[Dataset entries]
☆ ☆ ☆ ☆
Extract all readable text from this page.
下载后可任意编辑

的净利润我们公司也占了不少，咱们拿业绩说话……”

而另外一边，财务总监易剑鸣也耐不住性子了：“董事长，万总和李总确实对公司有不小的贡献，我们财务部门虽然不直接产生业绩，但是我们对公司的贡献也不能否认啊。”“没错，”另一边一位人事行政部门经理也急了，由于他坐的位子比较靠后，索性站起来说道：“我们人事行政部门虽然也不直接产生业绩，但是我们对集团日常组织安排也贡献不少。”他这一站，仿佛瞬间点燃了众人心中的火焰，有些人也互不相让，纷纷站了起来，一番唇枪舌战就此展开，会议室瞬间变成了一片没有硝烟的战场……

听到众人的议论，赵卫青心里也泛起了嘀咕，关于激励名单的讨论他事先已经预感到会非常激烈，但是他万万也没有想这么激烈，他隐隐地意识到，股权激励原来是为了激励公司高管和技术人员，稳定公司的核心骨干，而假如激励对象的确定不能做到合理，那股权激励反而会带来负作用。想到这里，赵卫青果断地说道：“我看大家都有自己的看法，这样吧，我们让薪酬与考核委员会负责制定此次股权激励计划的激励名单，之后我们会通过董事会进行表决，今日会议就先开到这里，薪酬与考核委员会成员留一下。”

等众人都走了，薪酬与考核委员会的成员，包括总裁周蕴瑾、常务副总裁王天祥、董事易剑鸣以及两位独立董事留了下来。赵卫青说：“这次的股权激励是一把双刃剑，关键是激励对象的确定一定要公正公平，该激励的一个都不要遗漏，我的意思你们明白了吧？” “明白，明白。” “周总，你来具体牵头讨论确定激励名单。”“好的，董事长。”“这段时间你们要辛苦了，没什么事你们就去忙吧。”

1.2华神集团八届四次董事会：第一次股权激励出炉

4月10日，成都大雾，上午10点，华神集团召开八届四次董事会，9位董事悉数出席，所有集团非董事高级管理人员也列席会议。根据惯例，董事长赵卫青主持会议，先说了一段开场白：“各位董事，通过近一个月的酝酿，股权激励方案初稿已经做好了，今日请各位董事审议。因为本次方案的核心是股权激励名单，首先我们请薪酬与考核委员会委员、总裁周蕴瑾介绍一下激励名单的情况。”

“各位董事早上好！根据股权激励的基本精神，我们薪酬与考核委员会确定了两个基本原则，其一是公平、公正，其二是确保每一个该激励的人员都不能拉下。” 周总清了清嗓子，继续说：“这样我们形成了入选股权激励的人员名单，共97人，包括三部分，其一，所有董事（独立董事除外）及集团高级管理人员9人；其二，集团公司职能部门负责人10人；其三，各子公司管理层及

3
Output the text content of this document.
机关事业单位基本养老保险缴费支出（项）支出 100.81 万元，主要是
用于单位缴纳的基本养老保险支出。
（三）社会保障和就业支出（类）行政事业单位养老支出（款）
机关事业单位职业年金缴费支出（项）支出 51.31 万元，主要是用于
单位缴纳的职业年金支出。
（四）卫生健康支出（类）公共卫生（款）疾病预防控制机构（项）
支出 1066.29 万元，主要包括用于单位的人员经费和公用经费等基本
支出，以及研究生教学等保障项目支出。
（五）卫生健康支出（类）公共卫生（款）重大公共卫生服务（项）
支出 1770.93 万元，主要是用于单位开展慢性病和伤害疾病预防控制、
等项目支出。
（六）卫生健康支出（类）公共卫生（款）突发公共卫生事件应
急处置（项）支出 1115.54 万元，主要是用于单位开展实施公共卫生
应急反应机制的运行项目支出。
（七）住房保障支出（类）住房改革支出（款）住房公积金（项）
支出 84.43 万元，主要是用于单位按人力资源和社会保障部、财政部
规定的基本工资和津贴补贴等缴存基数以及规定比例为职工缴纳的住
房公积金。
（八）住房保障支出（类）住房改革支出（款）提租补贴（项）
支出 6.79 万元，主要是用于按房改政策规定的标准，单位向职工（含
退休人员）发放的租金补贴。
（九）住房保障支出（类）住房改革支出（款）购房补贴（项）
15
☆ ☆ ☆ ☆
- [Goal] Reproduce, exactly and with nothing added, the lines from the one that includes "Output the text content of this document." through the last line of the material.

- [Written answer]
Output the text content of this document.
机关事业单位基本养老保险缴费支出（项）支出 100.81 万元，主要是
用于单位缴纳的基本养老保险支出。
（三）社会保障和就业支出（类）行政事业单位养老支出（款）
机关事业单位职业年金缴费支出（项）支出 51.31 万元，主要是用于
单位缴纳的职业年金支出。
（四）卫生健康支出（类）公共卫生（款）疾病预防控制机构（项）
支出 1066.29 万元，主要包括用于单位的人员经费和公用经费等基本
支出，以及研究生教学等保障项目支出。
（五）卫生健康支出（类）公共卫生（款）重大公共卫生服务（项）
支出 1770.93 万元，主要是用于单位开展慢性病和伤害疾病预防控制、
等项目支出。
（六）卫生健康支出（类）公共卫生（款）突发公共卫生事件应
急处置（项）支出 1115.54 万元，主要是用于单位开展实施公共卫生
应急反应机制的运行项目支出。
（七）住房保障支出（类）住房改革支出（款）住房公积金（项）
支出 84.43 万元，主要是用于单位按人力资源和社会保障部、财政部
规定的基本工资和津贴补贴等缴存基数以及规定比例为职工缴纳的住
房公积金。
（八）住房保障支出（类）住房改革支出（款）提租补贴（项）
支出 6.79 万元，主要是用于按房改政策规定的标准，单位向职工（含
退休人员）发放的租金补贴。
（九）住房保障支出（类）住房改革支出（款）购房补贴（项）
15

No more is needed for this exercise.